> **EXERCISE PROMPT**:
Repeat the material exactly as it appears.

[Stored dataset items]

----------------------------------------

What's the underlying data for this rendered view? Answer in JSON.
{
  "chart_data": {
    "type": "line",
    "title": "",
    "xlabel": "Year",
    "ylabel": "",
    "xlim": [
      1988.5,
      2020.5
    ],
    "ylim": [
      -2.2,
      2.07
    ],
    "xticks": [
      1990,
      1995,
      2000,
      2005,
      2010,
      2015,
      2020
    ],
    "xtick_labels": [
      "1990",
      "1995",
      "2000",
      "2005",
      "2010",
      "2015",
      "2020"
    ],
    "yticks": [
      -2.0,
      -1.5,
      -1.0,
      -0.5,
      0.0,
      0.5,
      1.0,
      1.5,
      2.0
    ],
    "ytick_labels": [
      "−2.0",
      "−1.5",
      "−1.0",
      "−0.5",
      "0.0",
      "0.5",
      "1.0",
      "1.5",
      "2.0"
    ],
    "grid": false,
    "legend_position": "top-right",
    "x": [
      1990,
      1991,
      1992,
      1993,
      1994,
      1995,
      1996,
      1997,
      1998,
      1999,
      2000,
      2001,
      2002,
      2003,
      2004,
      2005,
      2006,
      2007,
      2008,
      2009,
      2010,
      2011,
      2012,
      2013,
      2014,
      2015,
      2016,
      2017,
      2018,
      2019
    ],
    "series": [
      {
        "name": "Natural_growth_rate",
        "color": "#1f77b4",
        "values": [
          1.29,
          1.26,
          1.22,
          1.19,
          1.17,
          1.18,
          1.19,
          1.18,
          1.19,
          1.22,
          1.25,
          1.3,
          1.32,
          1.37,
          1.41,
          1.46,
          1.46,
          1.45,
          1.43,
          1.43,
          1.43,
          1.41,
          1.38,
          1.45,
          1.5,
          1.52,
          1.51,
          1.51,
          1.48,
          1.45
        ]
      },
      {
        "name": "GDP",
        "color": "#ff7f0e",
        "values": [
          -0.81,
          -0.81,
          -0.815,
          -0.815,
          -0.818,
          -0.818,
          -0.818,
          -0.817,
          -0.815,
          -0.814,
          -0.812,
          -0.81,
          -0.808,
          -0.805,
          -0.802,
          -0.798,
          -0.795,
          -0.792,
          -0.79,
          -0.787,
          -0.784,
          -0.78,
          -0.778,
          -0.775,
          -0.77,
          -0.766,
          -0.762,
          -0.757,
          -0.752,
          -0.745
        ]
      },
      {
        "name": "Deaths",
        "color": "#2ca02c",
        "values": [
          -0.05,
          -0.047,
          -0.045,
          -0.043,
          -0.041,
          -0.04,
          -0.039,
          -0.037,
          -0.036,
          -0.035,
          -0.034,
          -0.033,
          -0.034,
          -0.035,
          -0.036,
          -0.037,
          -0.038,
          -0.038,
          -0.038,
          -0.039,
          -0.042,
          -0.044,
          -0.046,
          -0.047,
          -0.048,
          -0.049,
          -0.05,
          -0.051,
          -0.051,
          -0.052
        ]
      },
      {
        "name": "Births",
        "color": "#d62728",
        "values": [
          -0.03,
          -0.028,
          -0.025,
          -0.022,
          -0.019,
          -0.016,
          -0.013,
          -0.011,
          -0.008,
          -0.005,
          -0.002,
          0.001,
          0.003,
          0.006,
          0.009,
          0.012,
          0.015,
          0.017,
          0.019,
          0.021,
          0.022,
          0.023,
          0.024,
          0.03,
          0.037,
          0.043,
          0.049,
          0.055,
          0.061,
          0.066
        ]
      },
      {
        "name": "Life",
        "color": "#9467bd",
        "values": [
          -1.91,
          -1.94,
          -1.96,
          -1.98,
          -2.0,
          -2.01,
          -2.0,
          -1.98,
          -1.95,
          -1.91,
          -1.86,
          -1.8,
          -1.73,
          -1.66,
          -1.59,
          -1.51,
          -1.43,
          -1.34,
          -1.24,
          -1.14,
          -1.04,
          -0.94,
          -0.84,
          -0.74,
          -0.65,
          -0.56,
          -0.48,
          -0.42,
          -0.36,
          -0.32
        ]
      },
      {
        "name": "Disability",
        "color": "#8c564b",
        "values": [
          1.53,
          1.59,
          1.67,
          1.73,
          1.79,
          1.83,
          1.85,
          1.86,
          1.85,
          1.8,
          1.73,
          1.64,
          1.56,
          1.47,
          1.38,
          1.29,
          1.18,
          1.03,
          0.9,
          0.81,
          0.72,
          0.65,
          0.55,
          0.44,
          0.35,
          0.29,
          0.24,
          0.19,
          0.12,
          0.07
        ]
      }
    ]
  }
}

----------------------------------------

> **SOLUTION TO THE EXERCISE**:
What's the underlying data for this rendered view? Answer in JSON.
{
  "chart_data": {
    "type": "line",
    "title": "",
    "xlabel": "Year",
    "ylabel": "",
    "xlim": [
      1988.5,
      2020.5
    ],
    "ylim": [
      -2.2,
      2.07
    ],
    "xticks": [
      1990,
      1995,
      2000,
      2005,
      2010,
      2015,
      2020
    ],
    "xtick_labels": [
      "1990",
      "1995",
      "2000",
      "2005",
      "2010",
      "2015",
      "2020"
    ],
    "yticks": [
      -2.0,
      -1.5,
      -1.0,
      -0.5,
      0.0,
      0.5,
      1.0,
      1.5,
      2.0
    ],
    "ytick_labels": [
      "−2.0",
      "−1.5",
      "−1.0",
      "−0.5",
      "0.0",
      "0.5",
      "1.0",
      "1.5",
      "2.0"
    ],
    "grid": false,
    "legend_position": "top-right",
    "x": [
      1990,
      1991,
      1992,
      1993,
      1994,
      1995,
      1996,
      1997,
      1998,
      1999,
      2000,
      2001,
      2002,
      2003,
      2004,
      2005,
      2006,
      2007,
      2008,
      2009,
      2010,
      2011,
      2012,
      2013,
      2014,
      2015,
      2016,
      2017,
      2018,
      2019
    ],
    "series": [
      {
        "name": "Natural_growth_rate",
        "color": "#1f77b4",
        "values": [
          1.29,
          1.26,
          1.22,
          1.19,
          1.17,
          1.18,
          1.19,
          1.18,
          1.19,
          1.22,
          1.25,
          1.3,
          1.32,
          1.37,
          1.41,
          1.46,
          1.46,
          1.45,
          1.43,
          1.43,
          1.43,
          1.41,
          1.38,
          1.45,
          1.5,
          1.52,
          1.51,
          1.51,
          1.48,
          1.45
        ]
      },
      {
        "name": "GDP",
        "color": "#ff7f0e",
        "values": [
          -0.81,
          -0.81,
          -0.815,
          -0.815,
          -0.818,
          -0.818,
          -0.818,
          -0.817,
          -0.815,
          -0.814,
          -0.812,
          -0.81,
          -0.808,
          -0.805,
          -0.802,
          -0.798,
          -0.795,
          -0.792,
          -0.79,
          -0.787,
          -0.784,
          -0.78,
          -0.778,
          -0.775,
          -0.77,
          -0.766,
          -0.762,
          -0.757,
          -0.752,
          -0.745
        ]
      },
      {
        "name": "Deaths",
        "color": "#2ca02c",
        "values": [
          -0.05,
          -0.047,
          -0.045,
          -0.043,
          -0.041,
          -0.04,
          -0.039,
          -0.037,
          -0.036,
          -0.035,
          -0.034,
          -0.033,
          -0.034,
          -0.035,
          -0.036,
          -0.037,
          -0.038,
          -0.038,
          -0.038,
          -0.039,
          -0.042,
          -0.044,
          -0.046,
          -0.047,
          -0.048,
          -0.049,
          -0.05,
          -0.051,
          -0.051,
          -0.052
        ]
      },
      {
        "name": "Births",
        "color": "#d62728",
        "values": [
          -0.03,
          -0.028,
          -0.025,
          -0.022,
          -0.019,
          -0.016,
          -0.013,
          -0.011,
          -0.008,
          -0.005,
          -0.002,
          0.001,
          0.003,
          0.006,
          0.009,
          0.012,
          0.015,
          0.017,
          0.019,
          0.021,
          0.022,
          0.023,
          0.024,
          0.03,
          0.037,
          0.043,
          0.049,
          0.055,
          0.061,
          0.066
        ]
      },
      {
        "name": "Life",
        "color": "#9467bd",
        "values": [
          -1.91,
          -1.94,
          -1.96,
          -1.98,
          -2.0,
          -2.01,
          -2.0,
          -1.98,
          -1.95,
          -1.91,
          -1.86,
          -1.8,
          -1.73,
          -1.66,
          -1.59,
          -1.51,
          -1.43,
          -1.34,
          -1.24,
          -1.14,
          -1.04,
          -0.94,
          -0.84,
          -0.74,
          -0.65,
          -0.56,
          -0.48,
          -0.42,
          -0.36,
          -0.32
        ]
      },
      {
        "name": "Disability",
        "color": "#8c564b",
        "values": [
          1.53,
          1.59,
          1.67,
          1.73,
          1.79,
          1.83,
          1.85,
          1.86,
          1.85,
          1.8,
          1.73,
          1.64,
          1.56,
          1.47,
          1.38,
          1.29,
          1.18,
          1.03,
          0.9,
          0.81,
          0.72,
          0.65,
          0.55,
          0.44,
          0.35,
          0.29,
          0.24,
          0.19,
          0.12,
          0.07
        ]
      }
    ]
  }
}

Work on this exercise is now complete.